## [EXERCISE]
Using the data below, copy each line that includes the word "chemicals".

## [AVAILABLE RECORDS]
++++++++
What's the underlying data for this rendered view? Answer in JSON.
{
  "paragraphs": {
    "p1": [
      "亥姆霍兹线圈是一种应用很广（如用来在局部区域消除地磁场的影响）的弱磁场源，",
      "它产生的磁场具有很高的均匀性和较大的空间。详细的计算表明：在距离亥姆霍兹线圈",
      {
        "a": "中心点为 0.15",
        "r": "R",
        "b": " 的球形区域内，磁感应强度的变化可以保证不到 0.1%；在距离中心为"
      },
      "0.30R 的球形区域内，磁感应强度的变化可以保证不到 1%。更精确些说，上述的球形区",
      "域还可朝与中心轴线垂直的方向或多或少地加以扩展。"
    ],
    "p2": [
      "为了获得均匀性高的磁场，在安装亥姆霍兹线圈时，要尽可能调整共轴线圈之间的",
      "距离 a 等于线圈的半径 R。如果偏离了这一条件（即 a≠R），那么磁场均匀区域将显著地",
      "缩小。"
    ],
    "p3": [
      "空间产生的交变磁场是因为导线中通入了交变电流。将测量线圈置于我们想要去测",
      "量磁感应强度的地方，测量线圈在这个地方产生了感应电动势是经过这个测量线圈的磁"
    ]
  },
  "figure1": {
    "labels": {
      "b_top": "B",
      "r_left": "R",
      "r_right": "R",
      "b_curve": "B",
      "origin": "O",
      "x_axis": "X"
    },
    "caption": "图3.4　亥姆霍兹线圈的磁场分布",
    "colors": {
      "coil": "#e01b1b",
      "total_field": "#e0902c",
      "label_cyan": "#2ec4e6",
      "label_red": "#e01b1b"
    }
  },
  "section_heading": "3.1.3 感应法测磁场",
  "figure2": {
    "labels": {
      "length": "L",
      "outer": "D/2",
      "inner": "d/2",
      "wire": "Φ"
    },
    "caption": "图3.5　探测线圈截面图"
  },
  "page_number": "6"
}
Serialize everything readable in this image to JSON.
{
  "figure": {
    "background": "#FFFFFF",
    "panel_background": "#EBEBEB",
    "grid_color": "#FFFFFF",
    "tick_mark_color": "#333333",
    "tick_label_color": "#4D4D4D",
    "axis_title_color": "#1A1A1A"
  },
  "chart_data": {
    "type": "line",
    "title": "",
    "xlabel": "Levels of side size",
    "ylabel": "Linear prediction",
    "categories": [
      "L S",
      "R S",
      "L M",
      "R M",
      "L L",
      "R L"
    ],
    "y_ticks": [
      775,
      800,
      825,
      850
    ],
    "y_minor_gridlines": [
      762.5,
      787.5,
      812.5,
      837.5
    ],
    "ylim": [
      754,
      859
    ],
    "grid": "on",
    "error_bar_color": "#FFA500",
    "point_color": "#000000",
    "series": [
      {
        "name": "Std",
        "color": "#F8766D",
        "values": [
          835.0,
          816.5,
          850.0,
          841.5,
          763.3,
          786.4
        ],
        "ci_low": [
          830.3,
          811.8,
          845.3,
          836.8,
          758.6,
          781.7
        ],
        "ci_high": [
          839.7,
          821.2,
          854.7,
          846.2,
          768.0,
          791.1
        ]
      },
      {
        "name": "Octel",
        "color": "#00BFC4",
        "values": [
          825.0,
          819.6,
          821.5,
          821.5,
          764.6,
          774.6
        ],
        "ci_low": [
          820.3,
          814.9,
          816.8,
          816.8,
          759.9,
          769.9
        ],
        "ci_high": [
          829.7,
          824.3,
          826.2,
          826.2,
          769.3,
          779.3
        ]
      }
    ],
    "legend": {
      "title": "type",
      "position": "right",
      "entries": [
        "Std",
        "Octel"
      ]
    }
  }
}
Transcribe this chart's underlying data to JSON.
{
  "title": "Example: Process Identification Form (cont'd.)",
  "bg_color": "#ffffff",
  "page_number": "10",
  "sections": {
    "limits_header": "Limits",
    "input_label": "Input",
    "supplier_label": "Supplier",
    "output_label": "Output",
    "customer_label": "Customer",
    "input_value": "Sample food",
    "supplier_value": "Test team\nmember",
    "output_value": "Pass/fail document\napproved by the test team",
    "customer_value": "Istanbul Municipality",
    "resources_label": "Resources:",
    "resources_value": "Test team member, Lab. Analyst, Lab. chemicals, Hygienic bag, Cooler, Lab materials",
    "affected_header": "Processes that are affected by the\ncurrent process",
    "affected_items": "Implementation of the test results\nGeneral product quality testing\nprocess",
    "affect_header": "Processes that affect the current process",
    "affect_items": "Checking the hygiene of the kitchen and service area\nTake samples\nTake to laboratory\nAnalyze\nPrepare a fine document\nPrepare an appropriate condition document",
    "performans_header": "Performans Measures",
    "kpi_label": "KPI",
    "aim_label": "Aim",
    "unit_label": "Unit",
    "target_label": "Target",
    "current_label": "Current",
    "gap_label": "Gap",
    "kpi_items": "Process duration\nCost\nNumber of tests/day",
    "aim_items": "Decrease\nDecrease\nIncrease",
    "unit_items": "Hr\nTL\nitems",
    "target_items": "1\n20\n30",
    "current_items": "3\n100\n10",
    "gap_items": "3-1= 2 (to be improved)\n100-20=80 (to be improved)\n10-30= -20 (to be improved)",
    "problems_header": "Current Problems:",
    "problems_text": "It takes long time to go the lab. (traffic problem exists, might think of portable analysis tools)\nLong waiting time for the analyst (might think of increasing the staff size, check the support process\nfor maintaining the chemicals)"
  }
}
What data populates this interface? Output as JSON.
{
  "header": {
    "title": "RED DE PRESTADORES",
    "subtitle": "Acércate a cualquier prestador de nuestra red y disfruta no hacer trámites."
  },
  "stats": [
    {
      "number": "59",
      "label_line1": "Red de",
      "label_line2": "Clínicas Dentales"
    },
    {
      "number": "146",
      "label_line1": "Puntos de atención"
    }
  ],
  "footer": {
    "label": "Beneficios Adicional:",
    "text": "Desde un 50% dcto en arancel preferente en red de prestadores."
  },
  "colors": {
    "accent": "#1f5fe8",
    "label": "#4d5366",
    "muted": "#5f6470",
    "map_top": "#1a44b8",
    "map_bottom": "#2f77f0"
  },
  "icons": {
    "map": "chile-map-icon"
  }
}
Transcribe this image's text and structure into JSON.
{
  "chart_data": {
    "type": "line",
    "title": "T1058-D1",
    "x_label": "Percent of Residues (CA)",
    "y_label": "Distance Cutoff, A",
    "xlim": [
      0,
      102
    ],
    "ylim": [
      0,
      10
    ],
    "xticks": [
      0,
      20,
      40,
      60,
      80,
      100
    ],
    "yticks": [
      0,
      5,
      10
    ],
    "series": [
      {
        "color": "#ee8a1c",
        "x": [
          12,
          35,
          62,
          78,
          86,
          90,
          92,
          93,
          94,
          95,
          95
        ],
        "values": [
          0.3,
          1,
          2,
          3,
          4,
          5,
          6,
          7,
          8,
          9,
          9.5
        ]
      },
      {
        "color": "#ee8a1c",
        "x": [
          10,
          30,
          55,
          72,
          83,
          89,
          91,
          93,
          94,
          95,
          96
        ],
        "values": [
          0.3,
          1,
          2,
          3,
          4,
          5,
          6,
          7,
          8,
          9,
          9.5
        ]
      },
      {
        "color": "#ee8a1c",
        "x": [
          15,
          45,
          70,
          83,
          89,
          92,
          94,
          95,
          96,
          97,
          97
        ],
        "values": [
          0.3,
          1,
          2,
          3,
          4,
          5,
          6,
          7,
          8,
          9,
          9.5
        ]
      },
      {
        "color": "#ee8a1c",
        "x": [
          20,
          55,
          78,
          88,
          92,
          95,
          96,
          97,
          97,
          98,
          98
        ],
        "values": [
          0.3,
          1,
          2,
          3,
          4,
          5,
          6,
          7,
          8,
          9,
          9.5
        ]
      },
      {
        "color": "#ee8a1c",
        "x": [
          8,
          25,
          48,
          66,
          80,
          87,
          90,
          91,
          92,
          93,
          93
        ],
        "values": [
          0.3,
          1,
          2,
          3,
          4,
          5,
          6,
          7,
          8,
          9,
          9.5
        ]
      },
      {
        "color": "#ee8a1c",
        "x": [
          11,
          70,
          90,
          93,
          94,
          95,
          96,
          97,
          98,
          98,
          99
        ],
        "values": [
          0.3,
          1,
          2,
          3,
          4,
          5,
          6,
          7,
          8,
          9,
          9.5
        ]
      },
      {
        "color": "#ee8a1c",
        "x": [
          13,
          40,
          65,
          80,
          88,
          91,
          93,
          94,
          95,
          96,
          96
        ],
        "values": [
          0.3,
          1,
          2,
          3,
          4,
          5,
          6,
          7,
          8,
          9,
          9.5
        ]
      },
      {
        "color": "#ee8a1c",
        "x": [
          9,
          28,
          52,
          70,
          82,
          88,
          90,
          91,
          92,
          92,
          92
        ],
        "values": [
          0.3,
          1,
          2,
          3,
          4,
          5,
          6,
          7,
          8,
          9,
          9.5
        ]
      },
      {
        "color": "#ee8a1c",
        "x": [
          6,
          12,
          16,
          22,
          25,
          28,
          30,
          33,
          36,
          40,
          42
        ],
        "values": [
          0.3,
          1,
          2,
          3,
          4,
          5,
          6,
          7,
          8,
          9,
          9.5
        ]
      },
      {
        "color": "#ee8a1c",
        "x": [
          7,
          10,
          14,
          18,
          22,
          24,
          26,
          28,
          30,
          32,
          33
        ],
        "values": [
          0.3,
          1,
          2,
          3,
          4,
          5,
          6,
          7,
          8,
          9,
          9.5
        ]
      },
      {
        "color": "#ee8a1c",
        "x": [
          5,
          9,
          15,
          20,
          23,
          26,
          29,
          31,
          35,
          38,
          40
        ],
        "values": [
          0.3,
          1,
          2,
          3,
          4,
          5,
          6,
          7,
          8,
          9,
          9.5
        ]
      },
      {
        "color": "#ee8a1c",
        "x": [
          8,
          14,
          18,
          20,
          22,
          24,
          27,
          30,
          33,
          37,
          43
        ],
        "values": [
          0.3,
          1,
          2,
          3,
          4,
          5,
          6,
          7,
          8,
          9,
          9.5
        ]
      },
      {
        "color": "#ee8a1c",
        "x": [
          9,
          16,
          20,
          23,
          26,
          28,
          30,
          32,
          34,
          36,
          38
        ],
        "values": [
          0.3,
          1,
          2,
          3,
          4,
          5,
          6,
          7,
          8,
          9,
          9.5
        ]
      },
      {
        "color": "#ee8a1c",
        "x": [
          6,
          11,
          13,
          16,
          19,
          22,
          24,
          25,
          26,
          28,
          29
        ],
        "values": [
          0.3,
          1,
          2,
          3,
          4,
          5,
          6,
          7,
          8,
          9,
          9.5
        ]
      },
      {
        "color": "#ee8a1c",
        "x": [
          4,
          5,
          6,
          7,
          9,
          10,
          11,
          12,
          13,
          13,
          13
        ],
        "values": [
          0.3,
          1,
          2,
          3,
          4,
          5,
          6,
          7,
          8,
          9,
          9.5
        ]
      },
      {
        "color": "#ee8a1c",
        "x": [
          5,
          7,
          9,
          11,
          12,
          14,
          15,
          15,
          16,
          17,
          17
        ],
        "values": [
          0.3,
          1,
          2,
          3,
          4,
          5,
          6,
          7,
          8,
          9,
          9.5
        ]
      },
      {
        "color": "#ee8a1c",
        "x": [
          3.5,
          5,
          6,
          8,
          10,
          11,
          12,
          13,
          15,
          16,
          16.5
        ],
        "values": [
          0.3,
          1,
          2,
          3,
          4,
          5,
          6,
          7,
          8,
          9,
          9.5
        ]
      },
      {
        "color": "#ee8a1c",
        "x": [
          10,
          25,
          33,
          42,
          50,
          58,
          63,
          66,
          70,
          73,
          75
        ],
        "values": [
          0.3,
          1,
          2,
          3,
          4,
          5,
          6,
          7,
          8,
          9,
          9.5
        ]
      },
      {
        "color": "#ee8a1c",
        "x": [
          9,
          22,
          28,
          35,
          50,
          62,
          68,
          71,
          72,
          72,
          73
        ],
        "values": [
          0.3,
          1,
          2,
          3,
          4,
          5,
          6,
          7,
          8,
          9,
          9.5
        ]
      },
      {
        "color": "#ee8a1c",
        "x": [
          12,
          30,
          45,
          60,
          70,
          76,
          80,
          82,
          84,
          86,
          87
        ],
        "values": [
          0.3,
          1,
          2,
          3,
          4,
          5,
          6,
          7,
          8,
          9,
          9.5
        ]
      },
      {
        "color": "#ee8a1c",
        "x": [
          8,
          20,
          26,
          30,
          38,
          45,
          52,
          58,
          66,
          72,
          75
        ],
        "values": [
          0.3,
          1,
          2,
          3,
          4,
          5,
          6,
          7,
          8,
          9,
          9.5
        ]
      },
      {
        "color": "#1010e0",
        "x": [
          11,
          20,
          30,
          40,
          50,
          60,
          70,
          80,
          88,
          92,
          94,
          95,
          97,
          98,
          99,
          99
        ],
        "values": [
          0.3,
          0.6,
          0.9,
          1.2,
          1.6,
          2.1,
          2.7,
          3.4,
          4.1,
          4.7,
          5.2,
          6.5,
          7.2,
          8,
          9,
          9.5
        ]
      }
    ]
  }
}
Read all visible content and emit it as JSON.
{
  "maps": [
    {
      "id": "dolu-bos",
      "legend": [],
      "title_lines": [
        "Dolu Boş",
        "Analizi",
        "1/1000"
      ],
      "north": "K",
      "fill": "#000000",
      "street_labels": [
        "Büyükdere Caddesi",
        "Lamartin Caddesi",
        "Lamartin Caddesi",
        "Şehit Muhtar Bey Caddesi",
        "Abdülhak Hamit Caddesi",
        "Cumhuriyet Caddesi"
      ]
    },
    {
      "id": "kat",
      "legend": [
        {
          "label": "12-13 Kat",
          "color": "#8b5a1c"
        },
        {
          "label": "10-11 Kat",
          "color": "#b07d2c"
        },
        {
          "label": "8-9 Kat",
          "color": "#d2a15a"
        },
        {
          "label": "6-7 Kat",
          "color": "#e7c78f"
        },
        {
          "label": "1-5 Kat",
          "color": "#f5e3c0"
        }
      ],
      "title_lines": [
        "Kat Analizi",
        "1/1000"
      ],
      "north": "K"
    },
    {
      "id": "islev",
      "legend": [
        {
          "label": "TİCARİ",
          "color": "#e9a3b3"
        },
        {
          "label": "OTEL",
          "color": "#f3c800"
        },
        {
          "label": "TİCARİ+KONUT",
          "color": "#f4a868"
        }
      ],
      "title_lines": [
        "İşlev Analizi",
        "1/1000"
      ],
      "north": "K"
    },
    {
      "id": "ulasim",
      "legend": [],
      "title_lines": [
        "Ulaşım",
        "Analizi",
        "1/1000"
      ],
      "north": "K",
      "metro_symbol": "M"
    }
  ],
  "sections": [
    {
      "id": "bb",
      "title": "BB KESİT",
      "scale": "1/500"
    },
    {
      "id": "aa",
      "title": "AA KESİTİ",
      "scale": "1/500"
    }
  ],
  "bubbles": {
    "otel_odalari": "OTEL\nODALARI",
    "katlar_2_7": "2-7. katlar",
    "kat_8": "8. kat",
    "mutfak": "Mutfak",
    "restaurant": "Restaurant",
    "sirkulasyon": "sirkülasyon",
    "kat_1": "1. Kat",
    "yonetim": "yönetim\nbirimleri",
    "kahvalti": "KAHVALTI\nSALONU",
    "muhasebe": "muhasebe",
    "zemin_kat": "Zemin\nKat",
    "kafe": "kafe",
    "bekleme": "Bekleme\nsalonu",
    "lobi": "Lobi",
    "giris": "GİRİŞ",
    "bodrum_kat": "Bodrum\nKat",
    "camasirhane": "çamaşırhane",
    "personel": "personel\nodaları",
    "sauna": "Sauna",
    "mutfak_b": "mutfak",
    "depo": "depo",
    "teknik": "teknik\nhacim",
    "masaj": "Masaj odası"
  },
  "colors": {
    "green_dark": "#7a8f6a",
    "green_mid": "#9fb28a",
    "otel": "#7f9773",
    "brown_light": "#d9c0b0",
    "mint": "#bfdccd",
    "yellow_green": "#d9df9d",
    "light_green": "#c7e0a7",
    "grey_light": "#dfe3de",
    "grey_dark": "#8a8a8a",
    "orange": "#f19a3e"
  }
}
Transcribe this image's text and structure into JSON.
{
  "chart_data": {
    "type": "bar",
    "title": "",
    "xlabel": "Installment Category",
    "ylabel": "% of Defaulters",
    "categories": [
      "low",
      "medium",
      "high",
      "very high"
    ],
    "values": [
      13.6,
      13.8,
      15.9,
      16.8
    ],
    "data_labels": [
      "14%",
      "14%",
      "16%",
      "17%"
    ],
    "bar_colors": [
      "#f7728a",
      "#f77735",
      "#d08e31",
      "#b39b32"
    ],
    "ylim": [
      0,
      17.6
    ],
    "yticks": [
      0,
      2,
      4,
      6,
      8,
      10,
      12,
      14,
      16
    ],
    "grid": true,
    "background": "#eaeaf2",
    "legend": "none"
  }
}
++++++++
## [EXERCISE RESULT]
    "resources_value": "Test team member, Lab. Analyst, Lab. chemicals, Hygienic bag, Cooler, Lab materials",
    "problems_text": "It takes long time to go the lab. (traffic problem exists, might think of portable analysis tools)\nLong waiting time for the analyst (might think of increasing the staff size, check the support process\nfor maintaining the chemicals)"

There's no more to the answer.